'''

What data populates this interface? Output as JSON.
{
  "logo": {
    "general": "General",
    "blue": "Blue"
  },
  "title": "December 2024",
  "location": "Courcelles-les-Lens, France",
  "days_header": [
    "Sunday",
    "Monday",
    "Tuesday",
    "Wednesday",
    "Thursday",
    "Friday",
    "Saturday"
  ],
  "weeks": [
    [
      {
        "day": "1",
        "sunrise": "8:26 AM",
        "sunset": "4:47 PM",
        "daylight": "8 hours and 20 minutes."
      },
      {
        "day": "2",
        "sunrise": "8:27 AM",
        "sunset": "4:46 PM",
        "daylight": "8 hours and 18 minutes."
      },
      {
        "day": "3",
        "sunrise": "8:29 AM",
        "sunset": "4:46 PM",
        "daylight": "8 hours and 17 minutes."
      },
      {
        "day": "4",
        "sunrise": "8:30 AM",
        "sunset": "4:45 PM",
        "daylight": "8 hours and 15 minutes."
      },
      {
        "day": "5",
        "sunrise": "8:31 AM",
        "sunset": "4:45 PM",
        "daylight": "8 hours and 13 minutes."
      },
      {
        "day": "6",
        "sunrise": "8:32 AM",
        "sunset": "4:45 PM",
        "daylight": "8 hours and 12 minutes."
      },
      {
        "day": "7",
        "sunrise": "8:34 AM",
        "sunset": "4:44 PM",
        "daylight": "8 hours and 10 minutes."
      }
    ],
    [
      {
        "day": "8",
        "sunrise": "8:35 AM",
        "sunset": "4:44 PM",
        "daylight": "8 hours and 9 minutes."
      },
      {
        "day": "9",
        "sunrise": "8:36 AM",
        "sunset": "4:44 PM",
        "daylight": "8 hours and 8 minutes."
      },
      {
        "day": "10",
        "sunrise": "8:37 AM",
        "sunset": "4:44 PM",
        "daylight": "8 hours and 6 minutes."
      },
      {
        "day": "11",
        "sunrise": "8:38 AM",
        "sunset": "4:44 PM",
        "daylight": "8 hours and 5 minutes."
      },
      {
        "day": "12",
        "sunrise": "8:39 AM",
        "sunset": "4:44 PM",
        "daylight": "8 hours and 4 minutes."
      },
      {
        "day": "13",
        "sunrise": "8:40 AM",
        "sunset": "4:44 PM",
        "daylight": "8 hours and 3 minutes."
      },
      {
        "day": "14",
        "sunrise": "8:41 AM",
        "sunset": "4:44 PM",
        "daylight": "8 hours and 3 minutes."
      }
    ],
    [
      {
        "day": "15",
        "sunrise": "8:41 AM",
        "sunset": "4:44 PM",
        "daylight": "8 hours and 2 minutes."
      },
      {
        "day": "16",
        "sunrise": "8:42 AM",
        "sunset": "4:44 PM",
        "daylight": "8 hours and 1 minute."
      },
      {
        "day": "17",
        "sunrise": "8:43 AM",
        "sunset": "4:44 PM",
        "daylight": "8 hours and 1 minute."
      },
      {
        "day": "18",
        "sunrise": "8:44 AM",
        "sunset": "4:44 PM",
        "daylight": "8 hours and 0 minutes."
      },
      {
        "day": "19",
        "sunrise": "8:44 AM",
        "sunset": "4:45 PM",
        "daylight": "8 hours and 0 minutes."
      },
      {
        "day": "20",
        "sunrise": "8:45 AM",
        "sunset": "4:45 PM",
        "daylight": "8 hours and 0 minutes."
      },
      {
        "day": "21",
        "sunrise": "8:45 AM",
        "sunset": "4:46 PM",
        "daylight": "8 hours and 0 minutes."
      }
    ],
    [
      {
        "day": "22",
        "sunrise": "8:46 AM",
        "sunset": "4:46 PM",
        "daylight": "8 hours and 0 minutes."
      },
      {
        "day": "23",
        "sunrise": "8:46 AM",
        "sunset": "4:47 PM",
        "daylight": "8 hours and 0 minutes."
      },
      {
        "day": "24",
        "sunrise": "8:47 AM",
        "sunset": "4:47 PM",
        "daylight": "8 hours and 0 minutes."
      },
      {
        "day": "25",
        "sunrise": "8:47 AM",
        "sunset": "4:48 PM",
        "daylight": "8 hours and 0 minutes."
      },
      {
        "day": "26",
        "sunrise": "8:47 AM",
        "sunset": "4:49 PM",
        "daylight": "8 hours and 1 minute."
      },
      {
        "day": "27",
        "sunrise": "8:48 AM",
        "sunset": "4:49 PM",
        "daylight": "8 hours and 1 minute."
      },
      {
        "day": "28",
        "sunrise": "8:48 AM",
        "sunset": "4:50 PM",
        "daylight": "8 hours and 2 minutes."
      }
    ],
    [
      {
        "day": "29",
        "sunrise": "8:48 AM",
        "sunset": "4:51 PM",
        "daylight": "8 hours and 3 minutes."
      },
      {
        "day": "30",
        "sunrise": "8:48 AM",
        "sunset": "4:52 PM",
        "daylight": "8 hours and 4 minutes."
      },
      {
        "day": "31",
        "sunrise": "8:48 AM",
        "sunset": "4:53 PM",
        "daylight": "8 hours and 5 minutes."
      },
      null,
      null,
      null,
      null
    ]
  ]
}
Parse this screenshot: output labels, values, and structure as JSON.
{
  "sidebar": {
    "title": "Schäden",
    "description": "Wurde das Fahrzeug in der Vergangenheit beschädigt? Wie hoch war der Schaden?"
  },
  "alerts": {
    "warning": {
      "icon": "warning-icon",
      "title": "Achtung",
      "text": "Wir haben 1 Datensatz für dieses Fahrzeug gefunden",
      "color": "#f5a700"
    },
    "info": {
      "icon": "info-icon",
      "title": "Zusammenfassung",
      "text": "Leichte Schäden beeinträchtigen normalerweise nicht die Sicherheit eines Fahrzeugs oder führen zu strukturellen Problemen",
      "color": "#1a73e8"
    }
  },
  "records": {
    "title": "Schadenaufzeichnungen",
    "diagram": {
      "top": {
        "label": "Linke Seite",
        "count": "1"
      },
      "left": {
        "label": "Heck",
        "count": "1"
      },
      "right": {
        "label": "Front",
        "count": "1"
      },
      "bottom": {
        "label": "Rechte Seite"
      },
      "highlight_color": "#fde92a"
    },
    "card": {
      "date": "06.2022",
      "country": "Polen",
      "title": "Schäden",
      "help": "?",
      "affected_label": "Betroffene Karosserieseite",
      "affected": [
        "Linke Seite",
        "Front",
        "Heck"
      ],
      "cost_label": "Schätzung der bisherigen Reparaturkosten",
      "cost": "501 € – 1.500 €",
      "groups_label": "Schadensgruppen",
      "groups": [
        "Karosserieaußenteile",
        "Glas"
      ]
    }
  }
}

'''

- [Task prompt]:
Copy each line holding the word "Schäden" from the listing above.

- [Completed task]:
    "title": "Schäden",
      "text": "Leichte Schäden beeinträchtigen normalerweise nicht die Sicherheit eines Fahrzeugs oder führen zu strukturellen Problemen",
      "title": "Schäden",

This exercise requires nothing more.